### Exercise requirements
Copy every line of the entries below word for word.

Listings of boxed layout items:
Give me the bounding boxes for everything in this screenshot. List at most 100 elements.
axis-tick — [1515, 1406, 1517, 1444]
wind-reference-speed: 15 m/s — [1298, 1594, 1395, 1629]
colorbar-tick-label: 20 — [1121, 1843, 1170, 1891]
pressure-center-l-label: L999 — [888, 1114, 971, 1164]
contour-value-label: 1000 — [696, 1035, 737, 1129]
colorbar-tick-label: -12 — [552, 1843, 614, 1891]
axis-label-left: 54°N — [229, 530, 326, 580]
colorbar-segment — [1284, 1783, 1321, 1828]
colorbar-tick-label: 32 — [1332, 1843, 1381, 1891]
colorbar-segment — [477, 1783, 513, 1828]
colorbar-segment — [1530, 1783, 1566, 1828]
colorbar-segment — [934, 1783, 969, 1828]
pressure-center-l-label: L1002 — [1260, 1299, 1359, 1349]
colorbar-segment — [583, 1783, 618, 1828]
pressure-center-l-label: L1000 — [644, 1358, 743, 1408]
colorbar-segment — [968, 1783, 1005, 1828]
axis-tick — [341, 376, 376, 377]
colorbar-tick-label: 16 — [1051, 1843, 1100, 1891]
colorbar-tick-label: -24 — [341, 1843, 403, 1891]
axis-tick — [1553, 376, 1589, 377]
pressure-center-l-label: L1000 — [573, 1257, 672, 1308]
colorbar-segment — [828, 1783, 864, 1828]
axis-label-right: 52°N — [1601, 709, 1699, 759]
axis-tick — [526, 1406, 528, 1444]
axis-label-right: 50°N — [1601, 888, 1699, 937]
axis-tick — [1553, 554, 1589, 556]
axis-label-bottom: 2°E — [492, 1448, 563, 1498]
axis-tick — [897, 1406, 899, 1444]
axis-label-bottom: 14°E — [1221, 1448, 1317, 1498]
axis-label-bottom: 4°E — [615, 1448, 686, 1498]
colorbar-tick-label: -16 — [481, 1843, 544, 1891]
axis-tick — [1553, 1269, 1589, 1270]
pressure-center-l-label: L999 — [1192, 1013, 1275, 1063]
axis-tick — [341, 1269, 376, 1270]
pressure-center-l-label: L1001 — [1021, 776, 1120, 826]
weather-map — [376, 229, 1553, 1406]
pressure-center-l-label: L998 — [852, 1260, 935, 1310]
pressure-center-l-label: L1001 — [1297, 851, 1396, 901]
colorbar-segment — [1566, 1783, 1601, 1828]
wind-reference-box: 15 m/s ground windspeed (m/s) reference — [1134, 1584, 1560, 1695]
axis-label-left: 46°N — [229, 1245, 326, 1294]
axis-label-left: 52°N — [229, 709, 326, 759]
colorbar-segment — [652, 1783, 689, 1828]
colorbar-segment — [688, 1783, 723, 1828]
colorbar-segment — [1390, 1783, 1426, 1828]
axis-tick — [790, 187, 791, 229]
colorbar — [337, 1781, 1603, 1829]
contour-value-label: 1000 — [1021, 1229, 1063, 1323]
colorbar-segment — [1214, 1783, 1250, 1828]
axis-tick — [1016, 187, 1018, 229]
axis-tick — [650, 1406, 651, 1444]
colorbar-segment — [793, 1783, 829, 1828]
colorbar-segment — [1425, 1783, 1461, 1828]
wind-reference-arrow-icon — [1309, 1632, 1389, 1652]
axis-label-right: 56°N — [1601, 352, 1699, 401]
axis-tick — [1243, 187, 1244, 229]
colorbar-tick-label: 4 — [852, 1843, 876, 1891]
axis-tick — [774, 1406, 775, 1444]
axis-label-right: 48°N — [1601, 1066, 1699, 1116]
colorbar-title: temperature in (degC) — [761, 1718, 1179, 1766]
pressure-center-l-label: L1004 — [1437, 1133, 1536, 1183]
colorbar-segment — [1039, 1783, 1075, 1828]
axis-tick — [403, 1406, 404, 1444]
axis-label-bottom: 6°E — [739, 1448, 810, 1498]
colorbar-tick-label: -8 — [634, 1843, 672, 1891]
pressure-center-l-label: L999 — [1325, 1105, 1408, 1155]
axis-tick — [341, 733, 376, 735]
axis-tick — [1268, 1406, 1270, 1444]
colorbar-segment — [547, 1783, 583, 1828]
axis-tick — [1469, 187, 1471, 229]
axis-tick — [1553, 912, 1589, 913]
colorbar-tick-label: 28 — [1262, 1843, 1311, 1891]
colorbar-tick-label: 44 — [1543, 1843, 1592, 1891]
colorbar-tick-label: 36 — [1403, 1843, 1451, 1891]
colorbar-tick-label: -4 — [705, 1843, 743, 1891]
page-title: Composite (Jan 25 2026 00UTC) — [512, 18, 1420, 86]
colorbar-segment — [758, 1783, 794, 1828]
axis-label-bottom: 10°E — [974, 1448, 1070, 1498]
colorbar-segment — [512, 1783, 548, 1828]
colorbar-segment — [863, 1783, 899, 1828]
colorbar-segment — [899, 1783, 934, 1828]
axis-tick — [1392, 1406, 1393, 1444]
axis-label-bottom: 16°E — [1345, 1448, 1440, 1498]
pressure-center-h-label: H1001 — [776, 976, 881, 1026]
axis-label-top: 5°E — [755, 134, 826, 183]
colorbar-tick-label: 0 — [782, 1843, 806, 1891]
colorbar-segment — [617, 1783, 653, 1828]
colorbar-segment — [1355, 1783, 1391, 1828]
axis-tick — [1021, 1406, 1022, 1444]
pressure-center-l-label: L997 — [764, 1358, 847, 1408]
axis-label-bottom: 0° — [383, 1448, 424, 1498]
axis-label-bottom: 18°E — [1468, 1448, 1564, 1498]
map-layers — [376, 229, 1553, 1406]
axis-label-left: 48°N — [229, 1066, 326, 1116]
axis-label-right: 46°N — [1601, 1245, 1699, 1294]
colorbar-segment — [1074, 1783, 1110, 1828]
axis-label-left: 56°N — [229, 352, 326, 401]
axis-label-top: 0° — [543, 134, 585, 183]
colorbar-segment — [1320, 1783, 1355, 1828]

### Result for this exercise
Give me the bounding boxes for everything in this screenshot. List at most 100 elements.
axis-tick — [1515, 1406, 1517, 1444]
wind-reference-speed: 15 m/s — [1298, 1594, 1395, 1629]
colorbar-tick-label: 20 — [1121, 1843, 1170, 1891]
pressure-center-l-label: L999 — [888, 1114, 971, 1164]
contour-value-label: 1000 — [696, 1035, 737, 1129]
colorbar-tick-label: -12 — [552, 1843, 614, 1891]
axis-label-left: 54°N — [229, 530, 326, 580]
colorbar-segment — [1284, 1783, 1321, 1828]
colorbar-tick-label: 32 — [1332, 1843, 1381, 1891]
colorbar-segment — [477, 1783, 513, 1828]
colorbar-segment — [1530, 1783, 1566, 1828]
colorbar-segment — [934, 1783, 969, 1828]
pressure-center-l-label: L1002 — [1260, 1299, 1359, 1349]
colorbar-segment — [583, 1783, 618, 1828]
pressure-center-l-label: L1000 — [644, 1358, 743, 1408]
colorbar-segment — [968, 1783, 1005, 1828]
axis-tick — [341, 376, 376, 377]
colorbar-tick-label: 16 — [1051, 1843, 1100, 1891]
colorbar-tick-label: -24 — [341, 1843, 403, 1891]
axis-tick — [1553, 376, 1589, 377]
pressure-center-l-label: L1000 — [573, 1257, 672, 1308]
colorbar-segment — [828, 1783, 864, 1828]
axis-label-right: 52°N — [1601, 709, 1699, 759]
axis-tick — [526, 1406, 528, 1444]
axis-label-right: 50°N — [1601, 888, 1699, 937]
axis-tick — [1553, 554, 1589, 556]
axis-label-bottom: 2°E — [492, 1448, 563, 1498]
axis-tick — [897, 1406, 899, 1444]
axis-label-bottom: 14°E — [1221, 1448, 1317, 1498]
axis-label-bottom: 4°E — [615, 1448, 686, 1498]
colorbar-tick-label: -16 — [481, 1843, 544, 1891]
axis-tick — [1553, 1269, 1589, 1270]
pressure-center-l-label: L999 — [1192, 1013, 1275, 1063]
axis-tick — [341, 1269, 376, 1270]
pressure-center-l-label: L1001 — [1021, 776, 1120, 826]
weather-map — [376, 229, 1553, 1406]
pressure-center-l-label: L998 — [852, 1260, 935, 1310]
pressure-center-l-label: L1001 — [1297, 851, 1396, 901]
colorbar-segment — [1566, 1783, 1601, 1828]
wind-reference-box: 15 m/s ground windspeed (m/s) reference — [1134, 1584, 1560, 1695]
axis-label-left: 46°N — [229, 1245, 326, 1294]
axis-label-left: 52°N — [229, 709, 326, 759]
colorbar-segment — [652, 1783, 689, 1828]
colorbar-segment — [688, 1783, 723, 1828]
colorbar-segment — [1390, 1783, 1426, 1828]
axis-tick — [790, 187, 791, 229]
colorbar — [337, 1781, 1603, 1829]
contour-value-label: 1000 — [1021, 1229, 1063, 1323]
colorbar-segment — [1214, 1783, 1250, 1828]
axis-tick — [1016, 187, 1018, 229]
axis-tick — [650, 1406, 651, 1444]
colorbar-segment — [793, 1783, 829, 1828]
colorbar-segment — [1425, 1783, 1461, 1828]
wind-reference-arrow-icon — [1309, 1632, 1389, 1652]
axis-label-right: 56°N — [1601, 352, 1699, 401]
axis-tick — [1243, 187, 1244, 229]
colorbar-tick-label: 4 — [852, 1843, 876, 1891]
axis-tick — [774, 1406, 775, 1444]
axis-label-right: 48°N — [1601, 1066, 1699, 1116]
colorbar-title: temperature in (degC) — [761, 1718, 1179, 1766]
pressure-center-l-label: L1004 — [1437, 1133, 1536, 1183]
colorbar-segment — [1039, 1783, 1075, 1828]
axis-tick — [403, 1406, 404, 1444]
axis-label-bottom: 6°E — [739, 1448, 810, 1498]
colorbar-tick-label: -8 — [634, 1843, 672, 1891]
pressure-center-l-label: L999 — [1325, 1105, 1408, 1155]
axis-tick — [341, 733, 376, 735]
axis-tick — [1268, 1406, 1270, 1444]
colorbar-segment — [547, 1783, 583, 1828]
axis-tick — [1469, 187, 1471, 229]
axis-tick — [1553, 912, 1589, 913]
colorbar-tick-label: 28 — [1262, 1843, 1311, 1891]
colorbar-tick-label: 44 — [1543, 1843, 1592, 1891]
colorbar-tick-label: 36 — [1403, 1843, 1451, 1891]
colorbar-tick-label: -4 — [705, 1843, 743, 1891]
page-title: Composite (Jan 25 2026 00UTC) — [512, 18, 1420, 86]
colorbar-segment — [758, 1783, 794, 1828]
axis-label-bottom: 10°E — [974, 1448, 1070, 1498]
colorbar-segment — [512, 1783, 548, 1828]
colorbar-segment — [863, 1783, 899, 1828]
colorbar-segment — [899, 1783, 934, 1828]
axis-tick — [1392, 1406, 1393, 1444]
axis-label-bottom: 16°E — [1345, 1448, 1440, 1498]
pressure-center-h-label: H1001 — [776, 976, 881, 1026]
axis-label-top: 5°E — [755, 134, 826, 183]
colorbar-tick-label: 0 — [782, 1843, 806, 1891]
colorbar-segment — [617, 1783, 653, 1828]
colorbar-segment — [1355, 1783, 1391, 1828]
axis-tick — [1021, 1406, 1022, 1444]
pressure-center-l-label: L997 — [764, 1358, 847, 1408]
axis-label-bottom: 0° — [383, 1448, 424, 1498]
axis-label-bottom: 18°E — [1468, 1448, 1564, 1498]
map-layers — [376, 229, 1553, 1406]
axis-label-left: 48°N — [229, 1066, 326, 1116]
axis-label-right: 46°N — [1601, 1245, 1699, 1294]
colorbar-segment — [1074, 1783, 1110, 1828]
axis-label-left: 56°N — [229, 352, 326, 401]
axis-label-top: 0° — [543, 134, 585, 183]
colorbar-segment — [1320, 1783, 1355, 1828]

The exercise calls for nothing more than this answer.